• _What is being asked_
Check each line of the data below for the word "vivres", then extract the ones that have it.

## start Data

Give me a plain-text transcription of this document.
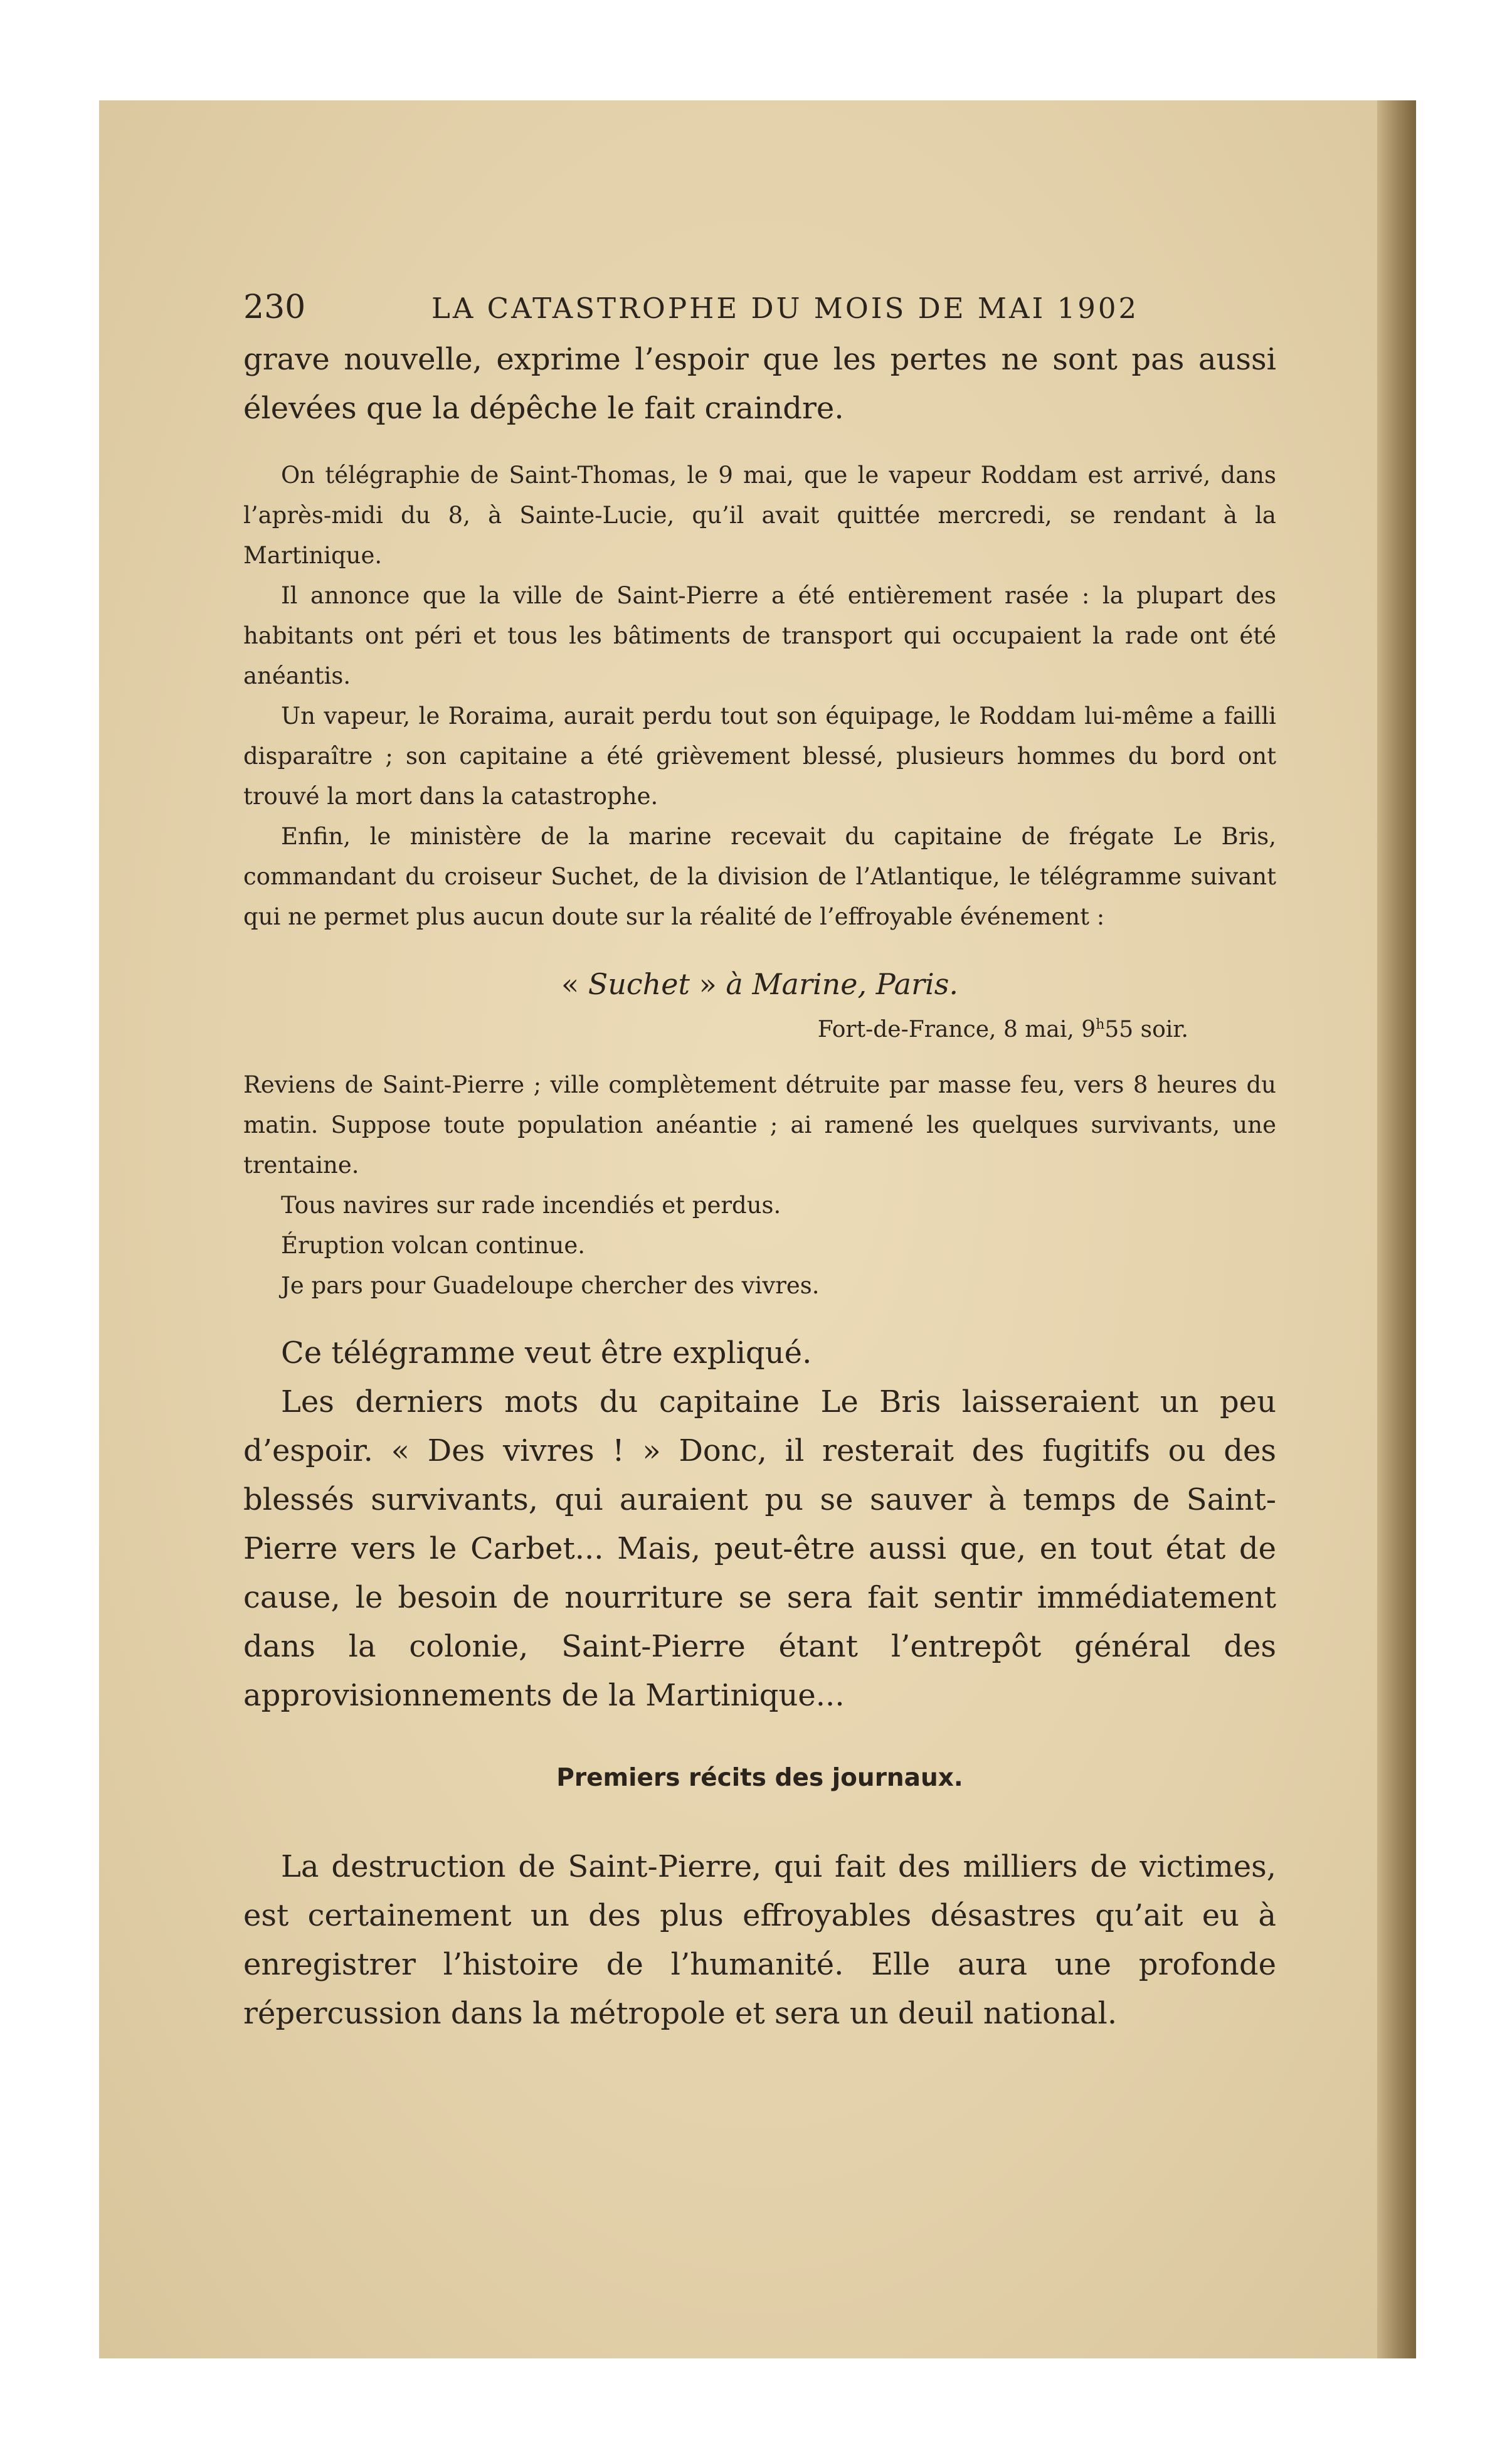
230	LA CATASTROPHE DU MOIS DE MAI 1902

grave nouvelle, exprime l’espoir que les pertes ne sont pas aussi élevées que la dépêche le fait craindre.

On télégraphie de Saint-Thomas, le 9 mai, que le vapeur Roddam est arrivé, dans l’après-midi du 8, à Sainte-Lucie, qu’il avait quittée mercredi, se rendant à la Martinique.

Il annonce que la ville de Saint-Pierre a été entièrement rasée : la plupart des habitants ont péri et tous les bâtiments de transport qui occupaient la rade ont été anéantis.

Un vapeur, le Roraima, aurait perdu tout son équipage, le Roddam lui-même a failli disparaître ; son capitaine a été grièvement blessé, plusieurs hommes du bord ont trouvé la mort dans la catastrophe.

Enfin, le ministère de la marine recevait du capitaine de frégate Le Bris, commandant du croiseur Suchet, de la division de l’Atlantique, le télégramme suivant qui ne permet plus aucun doute sur la réalité de l’effroyable événement :

« Suchet » à Marine, Paris.
Fort-de-France, 8 mai, 9$^h$55 soir.

Reviens de Saint-Pierre ; ville complètement détruite par masse feu, vers 8 heures du matin. Suppose toute population anéantie ; ai ramené les quelques survivants, une trentaine.

Tous navires sur rade incendiés et perdus.

Éruption volcan continue.

Je pars pour Guadeloupe chercher des vivres.

Ce télégramme veut être expliqué.

Les derniers mots du capitaine Le Bris laisseraient un peu d’espoir. « Des vivres ! » Donc, il resterait des fugitifs ou des blessés survivants, qui auraient pu se sauver à temps de Saint-Pierre vers le Carbet... Mais, peut-être aussi que, en tout état de cause, le besoin de nourriture se sera fait sentir immédiatement dans la colonie, Saint-Pierre étant l’entrepôt général des approvisionnements de la Martinique...

Premiers récits des journaux.

La destruction de Saint-Pierre, qui fait des milliers de victimes, est certainement un des plus effroyables désastres qu’ait eu à enregistrer l’histoire de l’humanité. Elle aura une profonde répercussion dans la métropole et sera un deuil national.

## end Data

• _Solution below_
Je pars pour Guadeloupe chercher des vivres.
Les derniers mots du capitaine Le Bris laisseraient un peu d’espoir. « Des vivres ! » Donc, il resterait des fugitifs ou des blessés survivants, qui auraient pu se sauver à temps de Saint-Pierre vers le Carbet... Mais, peut-être aussi que, en tout état de cause, le besoin de nourriture se sera fait sentir immédiatement dans la colonie, Saint-Pierre étant l’entrepôt général des approvisionnements de la Martinique...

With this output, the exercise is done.